Data excerpts:
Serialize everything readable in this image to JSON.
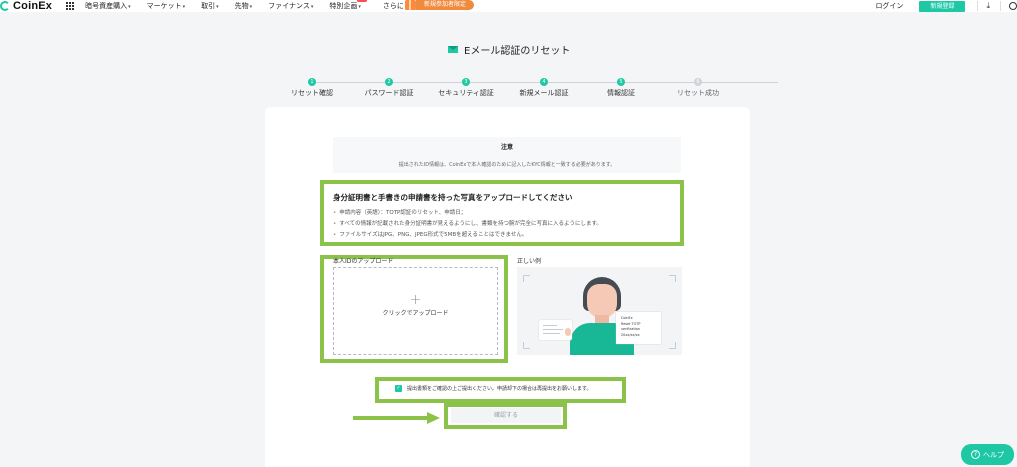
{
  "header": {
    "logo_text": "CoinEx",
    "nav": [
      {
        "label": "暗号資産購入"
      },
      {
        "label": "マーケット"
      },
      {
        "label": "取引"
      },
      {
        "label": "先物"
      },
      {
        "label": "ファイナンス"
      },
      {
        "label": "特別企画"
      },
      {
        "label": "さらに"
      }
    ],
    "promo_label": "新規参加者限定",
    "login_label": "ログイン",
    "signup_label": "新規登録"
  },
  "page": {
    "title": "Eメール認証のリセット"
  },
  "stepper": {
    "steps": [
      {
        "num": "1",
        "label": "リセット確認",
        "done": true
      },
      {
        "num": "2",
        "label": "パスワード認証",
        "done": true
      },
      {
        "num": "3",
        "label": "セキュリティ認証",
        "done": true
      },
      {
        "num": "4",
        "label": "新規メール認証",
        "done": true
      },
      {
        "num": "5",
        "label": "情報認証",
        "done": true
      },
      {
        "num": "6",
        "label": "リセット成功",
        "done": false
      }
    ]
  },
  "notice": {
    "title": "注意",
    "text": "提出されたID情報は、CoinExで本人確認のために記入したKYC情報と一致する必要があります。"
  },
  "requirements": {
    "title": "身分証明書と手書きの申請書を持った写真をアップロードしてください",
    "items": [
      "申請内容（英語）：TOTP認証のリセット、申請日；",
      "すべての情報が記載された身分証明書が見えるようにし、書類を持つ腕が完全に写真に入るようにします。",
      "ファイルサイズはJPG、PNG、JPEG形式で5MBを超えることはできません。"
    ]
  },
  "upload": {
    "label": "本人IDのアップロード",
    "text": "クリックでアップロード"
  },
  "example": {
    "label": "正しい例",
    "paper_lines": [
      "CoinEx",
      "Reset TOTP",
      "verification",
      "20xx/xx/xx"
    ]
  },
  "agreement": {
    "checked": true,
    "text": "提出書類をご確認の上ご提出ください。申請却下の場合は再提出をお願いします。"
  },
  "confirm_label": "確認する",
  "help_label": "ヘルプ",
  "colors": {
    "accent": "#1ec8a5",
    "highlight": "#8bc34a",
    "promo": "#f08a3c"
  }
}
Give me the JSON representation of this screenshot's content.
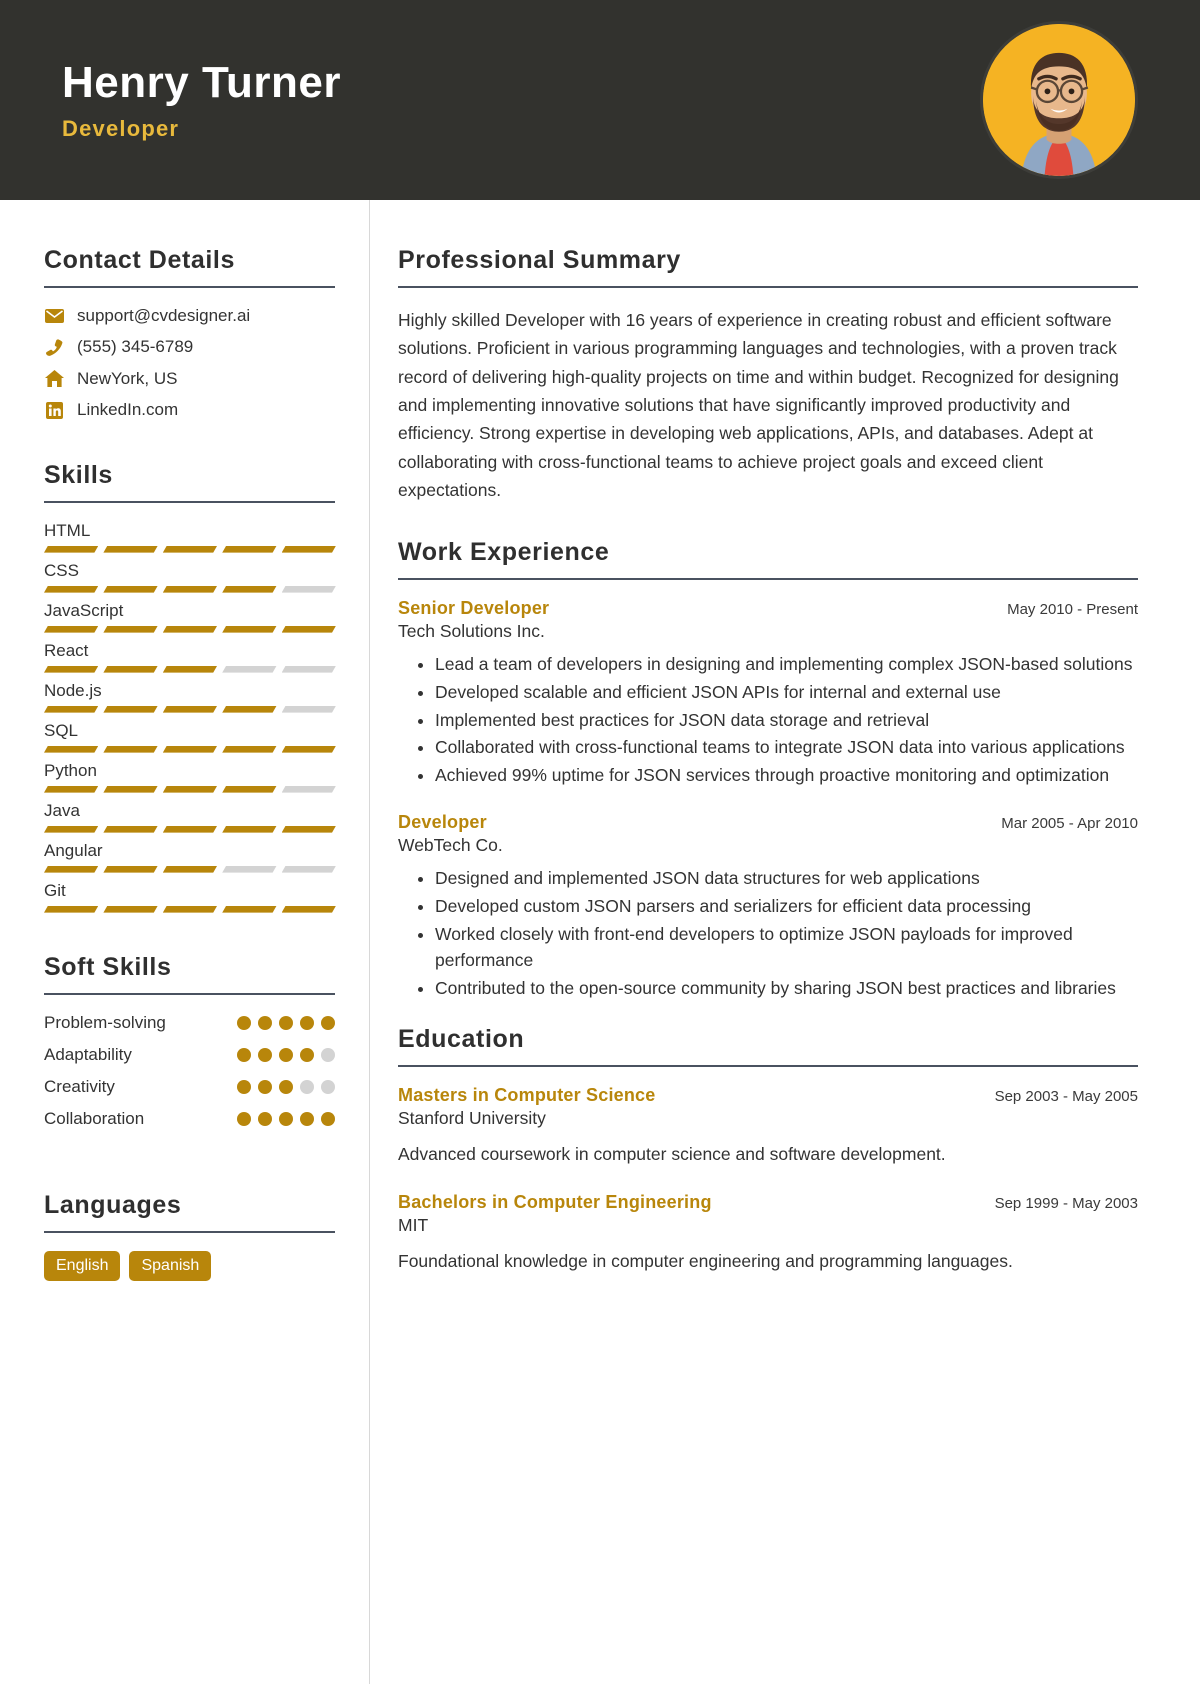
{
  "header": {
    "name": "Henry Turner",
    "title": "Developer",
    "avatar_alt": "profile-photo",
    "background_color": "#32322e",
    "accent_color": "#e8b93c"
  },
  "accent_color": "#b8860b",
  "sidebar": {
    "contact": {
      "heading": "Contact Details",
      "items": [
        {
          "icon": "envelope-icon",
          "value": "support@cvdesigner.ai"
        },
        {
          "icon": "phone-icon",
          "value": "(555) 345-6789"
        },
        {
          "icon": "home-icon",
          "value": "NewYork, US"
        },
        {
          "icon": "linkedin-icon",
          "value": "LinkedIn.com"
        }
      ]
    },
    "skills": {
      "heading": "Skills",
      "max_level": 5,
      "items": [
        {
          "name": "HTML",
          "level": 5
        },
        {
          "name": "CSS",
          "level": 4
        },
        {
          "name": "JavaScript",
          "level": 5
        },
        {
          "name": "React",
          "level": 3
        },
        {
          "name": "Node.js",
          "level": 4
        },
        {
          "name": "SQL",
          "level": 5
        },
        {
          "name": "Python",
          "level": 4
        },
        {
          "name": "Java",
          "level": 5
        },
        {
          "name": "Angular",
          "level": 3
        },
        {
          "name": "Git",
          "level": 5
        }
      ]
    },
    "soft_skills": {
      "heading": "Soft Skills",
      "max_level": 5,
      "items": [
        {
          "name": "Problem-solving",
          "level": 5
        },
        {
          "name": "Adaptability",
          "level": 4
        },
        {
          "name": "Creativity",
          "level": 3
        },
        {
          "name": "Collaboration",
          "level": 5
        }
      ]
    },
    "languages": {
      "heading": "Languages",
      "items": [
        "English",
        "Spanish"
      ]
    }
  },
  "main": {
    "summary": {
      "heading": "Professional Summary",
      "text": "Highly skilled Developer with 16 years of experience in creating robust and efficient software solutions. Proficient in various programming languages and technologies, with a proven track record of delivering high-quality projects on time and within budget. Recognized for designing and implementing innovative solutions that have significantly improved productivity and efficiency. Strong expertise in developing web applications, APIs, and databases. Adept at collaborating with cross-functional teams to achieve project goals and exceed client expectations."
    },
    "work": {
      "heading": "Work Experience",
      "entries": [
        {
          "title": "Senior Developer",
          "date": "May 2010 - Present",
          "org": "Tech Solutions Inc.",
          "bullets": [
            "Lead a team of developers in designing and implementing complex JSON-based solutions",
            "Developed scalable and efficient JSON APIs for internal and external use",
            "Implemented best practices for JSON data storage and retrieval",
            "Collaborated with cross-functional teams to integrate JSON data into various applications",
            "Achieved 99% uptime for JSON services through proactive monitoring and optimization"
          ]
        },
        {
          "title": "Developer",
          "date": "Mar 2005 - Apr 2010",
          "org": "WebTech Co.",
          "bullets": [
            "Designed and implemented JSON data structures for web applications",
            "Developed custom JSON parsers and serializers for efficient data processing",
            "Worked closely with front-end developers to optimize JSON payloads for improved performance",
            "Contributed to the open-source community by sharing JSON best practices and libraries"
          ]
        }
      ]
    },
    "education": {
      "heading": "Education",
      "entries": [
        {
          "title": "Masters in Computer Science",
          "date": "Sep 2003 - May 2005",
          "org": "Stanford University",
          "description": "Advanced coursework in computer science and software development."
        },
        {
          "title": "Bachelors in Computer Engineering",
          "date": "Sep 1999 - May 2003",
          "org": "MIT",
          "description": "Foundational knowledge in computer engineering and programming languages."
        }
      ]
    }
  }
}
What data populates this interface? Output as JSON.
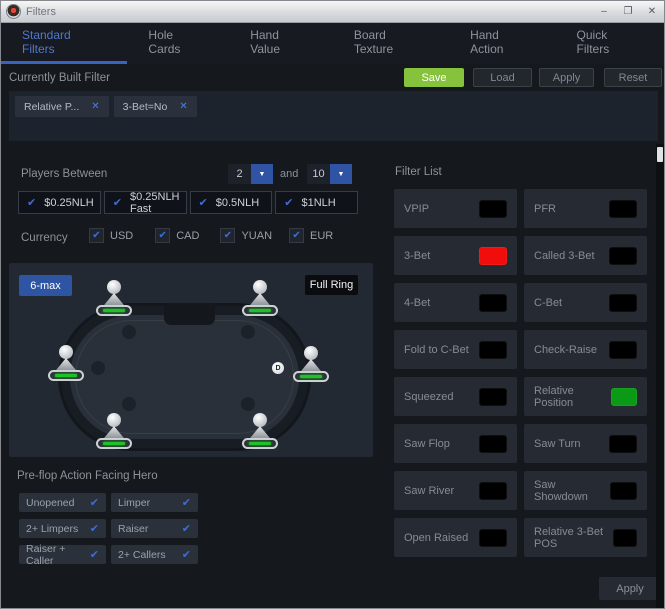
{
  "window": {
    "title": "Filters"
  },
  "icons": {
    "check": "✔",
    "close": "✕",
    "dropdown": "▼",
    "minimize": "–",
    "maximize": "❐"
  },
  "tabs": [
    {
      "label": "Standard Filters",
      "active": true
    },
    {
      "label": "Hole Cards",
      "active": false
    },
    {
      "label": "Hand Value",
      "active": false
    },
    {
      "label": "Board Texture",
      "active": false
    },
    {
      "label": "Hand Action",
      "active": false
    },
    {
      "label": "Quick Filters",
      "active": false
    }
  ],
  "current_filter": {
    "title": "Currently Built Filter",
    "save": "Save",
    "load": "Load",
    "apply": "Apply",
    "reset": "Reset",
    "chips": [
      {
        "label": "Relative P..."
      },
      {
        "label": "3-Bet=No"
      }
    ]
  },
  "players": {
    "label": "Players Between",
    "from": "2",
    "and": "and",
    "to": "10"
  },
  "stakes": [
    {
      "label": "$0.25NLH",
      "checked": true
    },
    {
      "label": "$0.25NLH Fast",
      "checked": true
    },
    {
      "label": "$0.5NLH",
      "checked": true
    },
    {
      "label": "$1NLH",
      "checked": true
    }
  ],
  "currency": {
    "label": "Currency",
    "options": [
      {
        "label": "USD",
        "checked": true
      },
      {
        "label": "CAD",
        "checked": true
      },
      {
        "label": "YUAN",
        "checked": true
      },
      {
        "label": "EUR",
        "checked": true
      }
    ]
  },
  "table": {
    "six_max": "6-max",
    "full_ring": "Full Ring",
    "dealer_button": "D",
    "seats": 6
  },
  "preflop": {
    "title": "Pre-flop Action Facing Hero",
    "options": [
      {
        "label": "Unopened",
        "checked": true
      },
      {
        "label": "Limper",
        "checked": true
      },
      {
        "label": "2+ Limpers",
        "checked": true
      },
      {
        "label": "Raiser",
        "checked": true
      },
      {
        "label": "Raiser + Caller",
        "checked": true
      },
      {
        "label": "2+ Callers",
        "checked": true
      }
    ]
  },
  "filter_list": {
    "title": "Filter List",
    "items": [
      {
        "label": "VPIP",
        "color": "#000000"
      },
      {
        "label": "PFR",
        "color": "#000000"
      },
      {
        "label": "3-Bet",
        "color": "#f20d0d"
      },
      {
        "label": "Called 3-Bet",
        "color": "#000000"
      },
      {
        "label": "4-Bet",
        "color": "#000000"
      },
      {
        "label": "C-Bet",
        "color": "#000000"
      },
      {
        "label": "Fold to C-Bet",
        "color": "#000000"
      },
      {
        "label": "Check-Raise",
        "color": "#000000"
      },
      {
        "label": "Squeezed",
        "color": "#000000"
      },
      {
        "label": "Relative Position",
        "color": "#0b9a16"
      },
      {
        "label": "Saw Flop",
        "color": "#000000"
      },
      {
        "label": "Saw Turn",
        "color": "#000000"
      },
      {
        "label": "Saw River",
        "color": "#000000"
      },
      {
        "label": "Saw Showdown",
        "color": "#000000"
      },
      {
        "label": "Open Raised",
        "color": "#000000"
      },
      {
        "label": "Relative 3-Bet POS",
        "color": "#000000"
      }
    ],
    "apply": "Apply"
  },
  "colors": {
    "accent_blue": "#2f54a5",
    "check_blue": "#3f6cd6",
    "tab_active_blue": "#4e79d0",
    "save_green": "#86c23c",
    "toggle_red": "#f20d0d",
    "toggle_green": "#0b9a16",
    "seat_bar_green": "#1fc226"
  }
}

Exercise prompt: Read the entries above, then pull out the lines that include "developers".

Written reply:
            "Lead a team of developers in designing and implementing complex JSON-based solutions",
            "Worked closely with front-end developers to optimize JSON payloads for improved performance",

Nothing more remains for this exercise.